Given problem –
Tally every line featuring "JSON", then give that tally alone.

Records for processing –
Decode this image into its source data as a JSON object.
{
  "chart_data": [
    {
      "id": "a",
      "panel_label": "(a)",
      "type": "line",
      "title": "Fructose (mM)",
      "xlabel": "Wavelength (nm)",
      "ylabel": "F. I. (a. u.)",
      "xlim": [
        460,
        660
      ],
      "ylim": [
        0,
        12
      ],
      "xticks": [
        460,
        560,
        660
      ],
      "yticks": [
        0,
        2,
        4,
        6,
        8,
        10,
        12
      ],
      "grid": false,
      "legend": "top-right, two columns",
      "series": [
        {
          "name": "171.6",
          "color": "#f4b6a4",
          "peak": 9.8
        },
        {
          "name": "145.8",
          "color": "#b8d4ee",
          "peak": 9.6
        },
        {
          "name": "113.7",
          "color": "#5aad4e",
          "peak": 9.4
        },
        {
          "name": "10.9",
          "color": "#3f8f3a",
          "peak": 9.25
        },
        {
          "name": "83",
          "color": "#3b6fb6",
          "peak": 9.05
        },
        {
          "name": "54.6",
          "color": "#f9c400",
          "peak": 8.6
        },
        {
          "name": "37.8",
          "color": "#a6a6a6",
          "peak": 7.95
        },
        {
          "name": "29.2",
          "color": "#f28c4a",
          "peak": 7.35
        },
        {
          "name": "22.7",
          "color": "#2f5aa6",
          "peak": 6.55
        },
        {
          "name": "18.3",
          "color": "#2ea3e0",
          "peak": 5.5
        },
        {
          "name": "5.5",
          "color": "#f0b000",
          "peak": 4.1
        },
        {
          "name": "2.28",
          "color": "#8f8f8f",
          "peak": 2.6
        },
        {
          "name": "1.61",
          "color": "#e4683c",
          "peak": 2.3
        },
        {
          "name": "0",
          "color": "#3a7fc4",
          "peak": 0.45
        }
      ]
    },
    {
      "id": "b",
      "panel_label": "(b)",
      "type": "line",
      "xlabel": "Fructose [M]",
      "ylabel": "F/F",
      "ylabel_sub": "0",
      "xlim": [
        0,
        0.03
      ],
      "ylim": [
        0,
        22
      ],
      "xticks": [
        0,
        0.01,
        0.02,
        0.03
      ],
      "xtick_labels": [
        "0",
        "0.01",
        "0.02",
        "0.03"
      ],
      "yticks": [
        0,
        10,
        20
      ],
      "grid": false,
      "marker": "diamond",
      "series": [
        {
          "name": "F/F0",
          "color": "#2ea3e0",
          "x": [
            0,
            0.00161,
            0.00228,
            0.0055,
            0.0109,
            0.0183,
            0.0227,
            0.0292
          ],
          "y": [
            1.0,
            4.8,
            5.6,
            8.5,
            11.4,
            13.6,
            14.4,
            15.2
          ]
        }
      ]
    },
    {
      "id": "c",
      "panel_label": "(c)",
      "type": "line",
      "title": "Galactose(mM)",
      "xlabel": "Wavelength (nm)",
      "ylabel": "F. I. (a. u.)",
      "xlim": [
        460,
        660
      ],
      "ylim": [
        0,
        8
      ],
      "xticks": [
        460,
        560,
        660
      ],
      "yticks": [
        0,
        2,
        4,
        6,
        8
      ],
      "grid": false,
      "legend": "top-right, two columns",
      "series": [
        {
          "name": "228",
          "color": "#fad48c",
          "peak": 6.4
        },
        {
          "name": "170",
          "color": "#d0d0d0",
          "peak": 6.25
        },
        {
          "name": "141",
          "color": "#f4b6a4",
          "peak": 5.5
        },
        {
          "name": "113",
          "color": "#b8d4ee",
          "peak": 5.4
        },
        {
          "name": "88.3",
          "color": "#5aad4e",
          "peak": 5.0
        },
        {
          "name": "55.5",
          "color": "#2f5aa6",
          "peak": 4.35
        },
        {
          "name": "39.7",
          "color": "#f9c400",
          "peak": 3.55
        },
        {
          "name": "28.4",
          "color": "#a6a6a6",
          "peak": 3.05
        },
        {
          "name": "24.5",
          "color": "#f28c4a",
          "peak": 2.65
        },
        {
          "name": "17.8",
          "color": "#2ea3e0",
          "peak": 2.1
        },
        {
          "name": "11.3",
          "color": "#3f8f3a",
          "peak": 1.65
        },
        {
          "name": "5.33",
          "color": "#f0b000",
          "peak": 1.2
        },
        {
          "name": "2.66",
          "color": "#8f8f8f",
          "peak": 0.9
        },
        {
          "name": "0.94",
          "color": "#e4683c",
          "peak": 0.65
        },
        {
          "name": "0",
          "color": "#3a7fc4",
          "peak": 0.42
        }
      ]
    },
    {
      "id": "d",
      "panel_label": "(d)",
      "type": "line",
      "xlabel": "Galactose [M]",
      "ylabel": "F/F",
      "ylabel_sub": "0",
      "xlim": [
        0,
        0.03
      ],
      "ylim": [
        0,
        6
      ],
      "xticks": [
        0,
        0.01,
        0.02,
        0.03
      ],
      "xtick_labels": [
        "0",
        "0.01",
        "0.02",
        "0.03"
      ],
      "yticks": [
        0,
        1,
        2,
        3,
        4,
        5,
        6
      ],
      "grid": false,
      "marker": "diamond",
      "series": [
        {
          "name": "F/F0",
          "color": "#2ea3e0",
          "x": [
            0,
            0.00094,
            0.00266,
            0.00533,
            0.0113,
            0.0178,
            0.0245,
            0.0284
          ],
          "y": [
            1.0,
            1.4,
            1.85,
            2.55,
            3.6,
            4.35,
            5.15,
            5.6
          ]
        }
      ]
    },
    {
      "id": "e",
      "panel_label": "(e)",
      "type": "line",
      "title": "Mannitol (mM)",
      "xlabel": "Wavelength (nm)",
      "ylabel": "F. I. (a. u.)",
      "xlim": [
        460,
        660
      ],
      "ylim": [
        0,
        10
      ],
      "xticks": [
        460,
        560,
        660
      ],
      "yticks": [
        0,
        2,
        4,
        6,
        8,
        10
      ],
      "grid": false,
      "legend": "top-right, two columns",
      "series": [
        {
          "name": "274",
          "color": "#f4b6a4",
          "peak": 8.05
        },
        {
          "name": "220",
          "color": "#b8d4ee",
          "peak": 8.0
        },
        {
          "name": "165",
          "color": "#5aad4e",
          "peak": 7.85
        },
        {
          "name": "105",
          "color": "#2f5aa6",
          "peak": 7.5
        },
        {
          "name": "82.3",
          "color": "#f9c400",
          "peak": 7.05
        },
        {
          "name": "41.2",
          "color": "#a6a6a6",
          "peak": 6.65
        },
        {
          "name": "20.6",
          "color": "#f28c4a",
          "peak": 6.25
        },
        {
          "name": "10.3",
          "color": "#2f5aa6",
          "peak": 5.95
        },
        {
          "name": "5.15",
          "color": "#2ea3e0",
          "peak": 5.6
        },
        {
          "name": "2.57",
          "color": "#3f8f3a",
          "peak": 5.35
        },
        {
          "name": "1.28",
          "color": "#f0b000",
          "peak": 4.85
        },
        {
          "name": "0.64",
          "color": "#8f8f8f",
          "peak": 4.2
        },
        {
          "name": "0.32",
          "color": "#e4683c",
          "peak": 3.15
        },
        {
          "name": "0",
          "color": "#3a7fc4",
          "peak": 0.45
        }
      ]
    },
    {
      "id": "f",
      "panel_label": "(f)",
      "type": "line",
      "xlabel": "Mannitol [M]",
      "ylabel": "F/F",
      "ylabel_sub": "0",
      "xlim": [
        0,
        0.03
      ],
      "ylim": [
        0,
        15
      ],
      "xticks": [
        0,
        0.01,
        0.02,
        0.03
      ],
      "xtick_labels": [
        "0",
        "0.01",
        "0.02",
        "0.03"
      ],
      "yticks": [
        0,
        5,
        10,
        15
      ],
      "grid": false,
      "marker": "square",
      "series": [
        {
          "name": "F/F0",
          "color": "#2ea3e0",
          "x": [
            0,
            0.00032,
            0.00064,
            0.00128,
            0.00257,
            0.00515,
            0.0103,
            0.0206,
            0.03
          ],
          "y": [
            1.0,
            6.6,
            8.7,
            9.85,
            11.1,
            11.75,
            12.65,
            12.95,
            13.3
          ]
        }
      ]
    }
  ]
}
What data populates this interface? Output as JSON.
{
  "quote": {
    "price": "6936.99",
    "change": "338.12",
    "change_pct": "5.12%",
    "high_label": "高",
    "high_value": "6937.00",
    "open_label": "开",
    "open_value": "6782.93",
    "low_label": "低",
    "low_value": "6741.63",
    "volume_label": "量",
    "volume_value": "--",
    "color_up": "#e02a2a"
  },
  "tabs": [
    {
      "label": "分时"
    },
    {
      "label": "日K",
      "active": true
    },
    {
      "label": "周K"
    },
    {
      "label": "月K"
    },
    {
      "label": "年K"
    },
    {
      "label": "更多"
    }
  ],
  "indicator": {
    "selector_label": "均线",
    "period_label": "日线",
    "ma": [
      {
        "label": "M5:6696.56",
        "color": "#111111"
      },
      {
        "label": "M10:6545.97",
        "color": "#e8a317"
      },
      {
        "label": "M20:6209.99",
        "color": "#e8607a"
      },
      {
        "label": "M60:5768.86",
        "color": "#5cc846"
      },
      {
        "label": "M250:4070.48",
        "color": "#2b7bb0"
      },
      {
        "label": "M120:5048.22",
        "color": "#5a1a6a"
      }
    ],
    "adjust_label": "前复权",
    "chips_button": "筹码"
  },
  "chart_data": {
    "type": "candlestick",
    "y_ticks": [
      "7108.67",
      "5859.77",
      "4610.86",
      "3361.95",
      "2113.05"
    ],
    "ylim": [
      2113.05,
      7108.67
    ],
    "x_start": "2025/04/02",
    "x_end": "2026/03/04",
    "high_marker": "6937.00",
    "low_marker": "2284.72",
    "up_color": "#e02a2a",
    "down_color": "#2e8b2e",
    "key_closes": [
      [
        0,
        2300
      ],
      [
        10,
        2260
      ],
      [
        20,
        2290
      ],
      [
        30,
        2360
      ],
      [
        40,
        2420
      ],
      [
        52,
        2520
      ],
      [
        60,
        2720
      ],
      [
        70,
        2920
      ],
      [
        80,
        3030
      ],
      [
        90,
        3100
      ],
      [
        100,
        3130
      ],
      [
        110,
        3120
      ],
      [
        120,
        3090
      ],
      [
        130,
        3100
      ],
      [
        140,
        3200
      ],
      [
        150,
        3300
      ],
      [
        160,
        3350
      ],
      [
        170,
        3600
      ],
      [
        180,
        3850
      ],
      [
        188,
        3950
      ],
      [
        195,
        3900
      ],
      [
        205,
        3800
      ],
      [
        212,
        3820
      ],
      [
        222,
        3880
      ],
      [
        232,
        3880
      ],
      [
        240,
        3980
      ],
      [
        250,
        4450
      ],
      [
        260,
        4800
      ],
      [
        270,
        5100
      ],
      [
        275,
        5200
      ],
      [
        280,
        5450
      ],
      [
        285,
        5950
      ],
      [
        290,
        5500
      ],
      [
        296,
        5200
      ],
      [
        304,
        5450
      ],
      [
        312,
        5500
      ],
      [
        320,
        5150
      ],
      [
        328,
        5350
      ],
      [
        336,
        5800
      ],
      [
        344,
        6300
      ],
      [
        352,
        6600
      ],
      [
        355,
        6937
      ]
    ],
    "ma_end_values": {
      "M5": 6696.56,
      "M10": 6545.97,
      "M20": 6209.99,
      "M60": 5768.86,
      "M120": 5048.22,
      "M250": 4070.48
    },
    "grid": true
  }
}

Finished task –
2